**Stated task**
Print all records exactly, leaving nothing out.

--- START OF Given data ---

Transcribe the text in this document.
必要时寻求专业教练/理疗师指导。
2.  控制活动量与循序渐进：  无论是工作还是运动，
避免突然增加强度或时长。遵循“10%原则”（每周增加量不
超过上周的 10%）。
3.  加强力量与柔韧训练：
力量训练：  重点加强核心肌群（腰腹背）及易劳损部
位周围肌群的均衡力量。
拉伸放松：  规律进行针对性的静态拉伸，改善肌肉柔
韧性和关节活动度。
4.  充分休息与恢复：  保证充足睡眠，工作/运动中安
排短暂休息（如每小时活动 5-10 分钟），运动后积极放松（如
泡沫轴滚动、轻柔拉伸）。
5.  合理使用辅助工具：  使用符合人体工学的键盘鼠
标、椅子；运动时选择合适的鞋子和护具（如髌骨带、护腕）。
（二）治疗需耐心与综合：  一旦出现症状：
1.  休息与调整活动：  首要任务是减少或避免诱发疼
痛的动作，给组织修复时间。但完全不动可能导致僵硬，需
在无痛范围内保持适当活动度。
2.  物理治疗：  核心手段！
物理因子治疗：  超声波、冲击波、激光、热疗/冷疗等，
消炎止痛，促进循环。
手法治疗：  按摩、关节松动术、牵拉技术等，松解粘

--- END OF Given data ---

**Task output**
Transcribe the text in this document.
必要时寻求专业教练/理疗师指导。
2.  控制活动量与循序渐进：  无论是工作还是运动，
避免突然增加强度或时长。遵循“10%原则”（每周增加量不
超过上周的 10%）。
3.  加强力量与柔韧训练：
力量训练：  重点加强核心肌群（腰腹背）及易劳损部
位周围肌群的均衡力量。
拉伸放松：  规律进行针对性的静态拉伸，改善肌肉柔
韧性和关节活动度。
4.  充分休息与恢复：  保证充足睡眠，工作/运动中安
排短暂休息（如每小时活动 5-10 分钟），运动后积极放松（如
泡沫轴滚动、轻柔拉伸）。
5.  合理使用辅助工具：  使用符合人体工学的键盘鼠
标、椅子；运动时选择合适的鞋子和护具（如髌骨带、护腕）。
（二）治疗需耐心与综合：  一旦出现症状：
1.  休息与调整活动：  首要任务是减少或避免诱发疼
痛的动作，给组织修复时间。但完全不动可能导致僵硬，需
在无痛范围内保持适当活动度。
2.  物理治疗：  核心手段！
物理因子治疗：  超声波、冲击波、激光、热疗/冷疗等，
消炎止痛，促进循环。
手法治疗：  按摩、关节松动术、牵拉技术等，松解粘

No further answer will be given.